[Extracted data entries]
+ + + +

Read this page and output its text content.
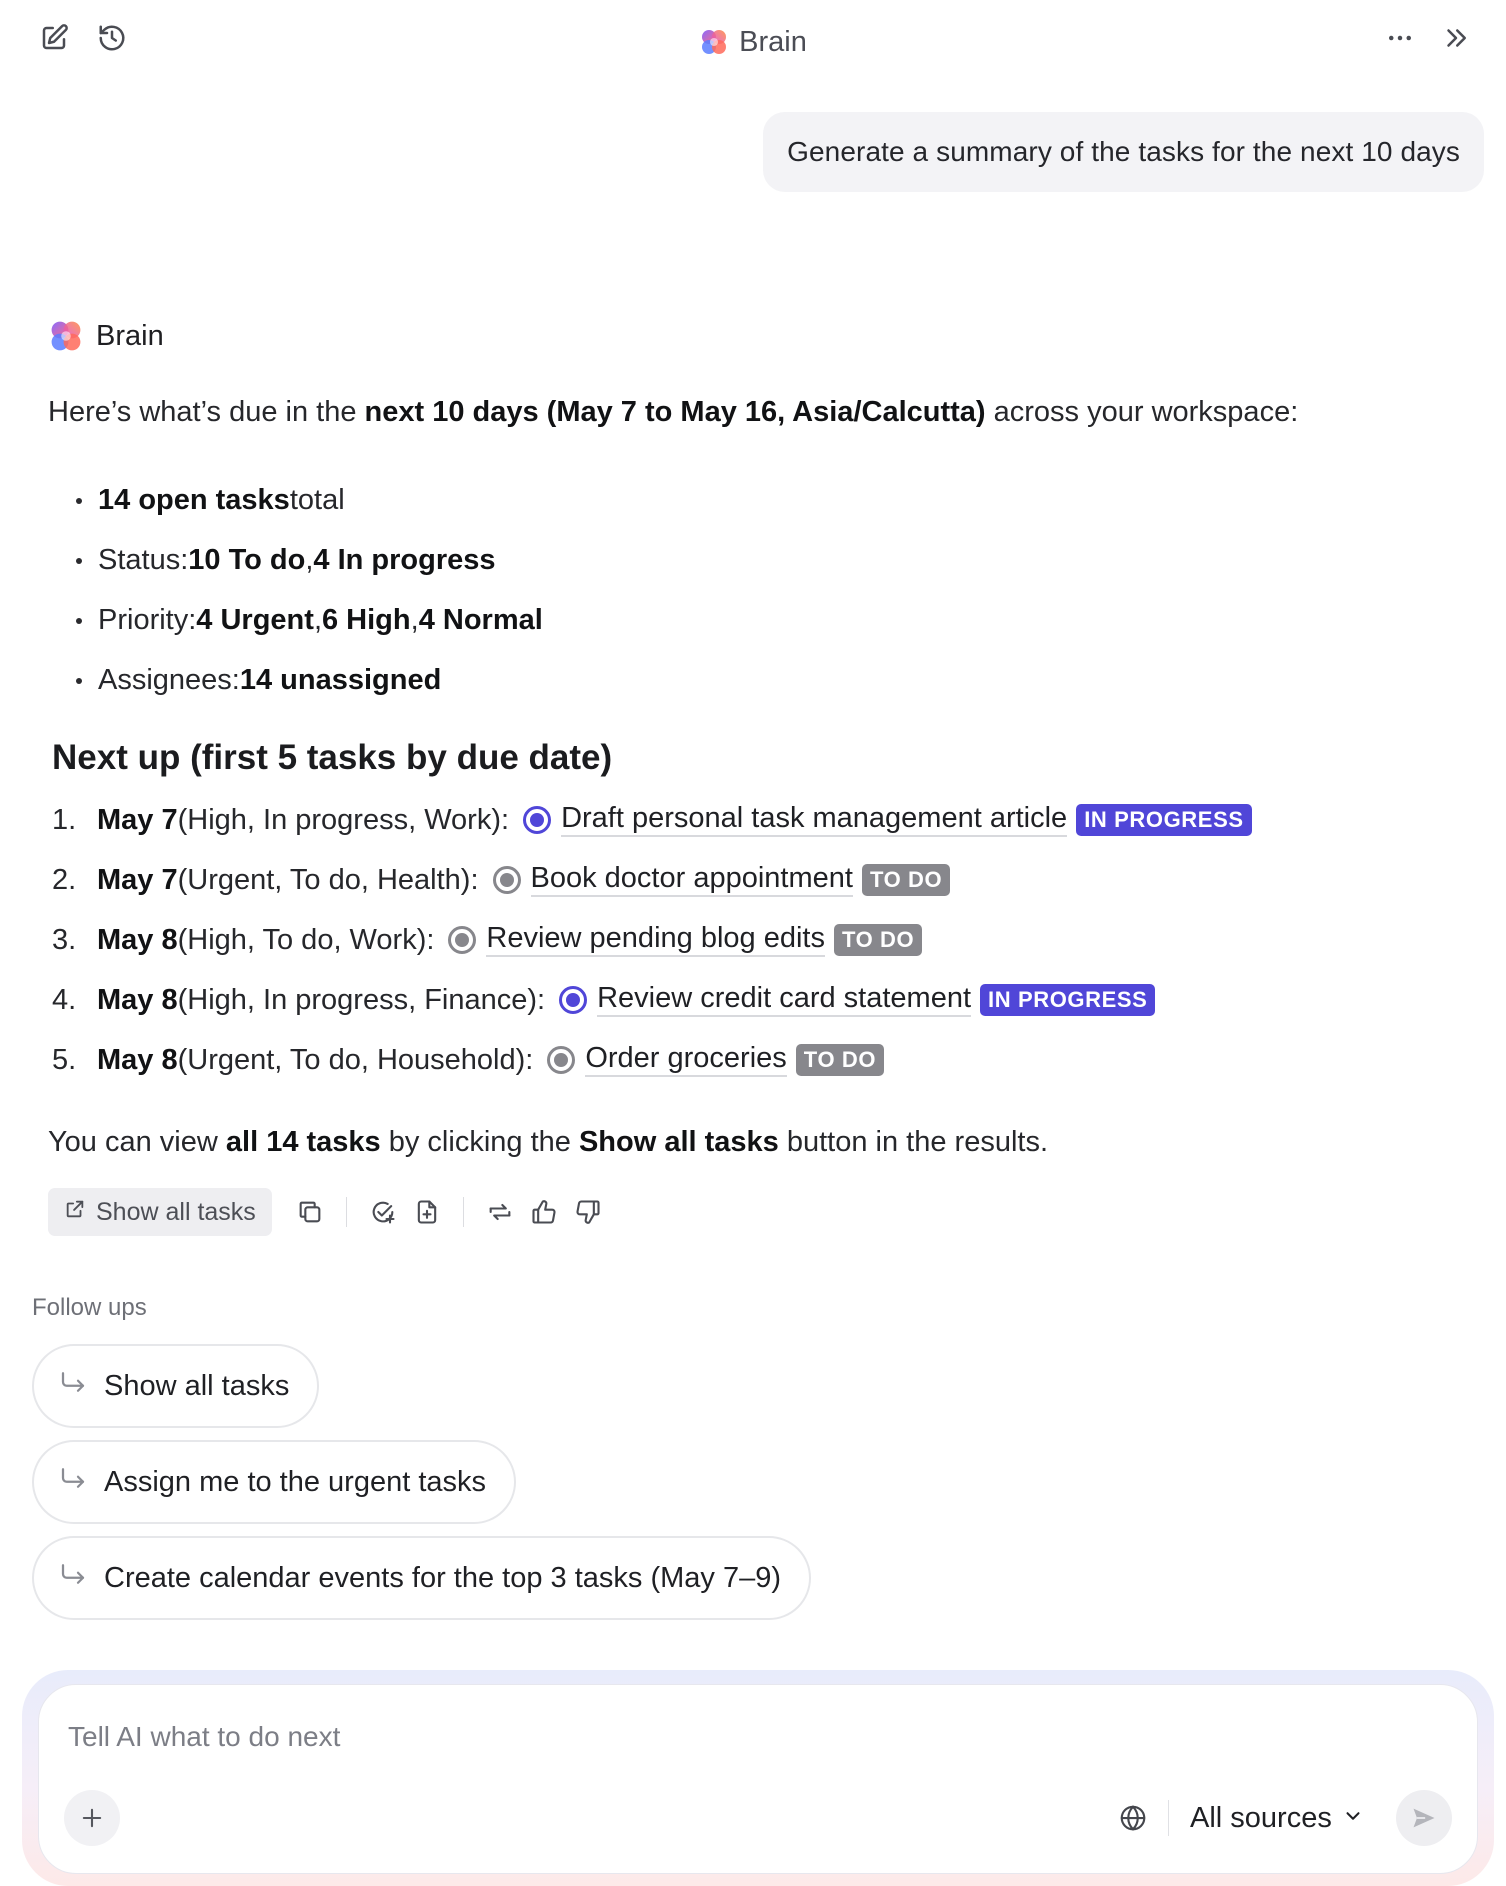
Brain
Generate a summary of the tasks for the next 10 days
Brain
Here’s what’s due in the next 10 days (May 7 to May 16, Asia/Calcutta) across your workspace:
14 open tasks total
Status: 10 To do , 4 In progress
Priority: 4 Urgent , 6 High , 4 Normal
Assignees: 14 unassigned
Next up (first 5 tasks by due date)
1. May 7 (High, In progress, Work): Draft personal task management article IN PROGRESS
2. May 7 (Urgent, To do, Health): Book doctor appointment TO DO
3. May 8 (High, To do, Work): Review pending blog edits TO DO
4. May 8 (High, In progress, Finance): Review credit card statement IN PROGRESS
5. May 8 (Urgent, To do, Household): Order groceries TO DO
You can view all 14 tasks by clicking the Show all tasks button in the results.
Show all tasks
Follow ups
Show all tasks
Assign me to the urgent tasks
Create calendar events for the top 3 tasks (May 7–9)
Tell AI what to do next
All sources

+ + + +

- [Problem statement]
Give every line of the material that includes the string "tasks".

- [Worked solution]
Generate a summary of the tasks for the next 10 days
14 open tasks total
Next up (first 5 tasks by due date)
You can view all 14 tasks by clicking the Show all tasks button in the results.
Show all tasks
Show all tasks
Assign me to the urgent tasks
Create calendar events for the top 3 tasks (May 7–9)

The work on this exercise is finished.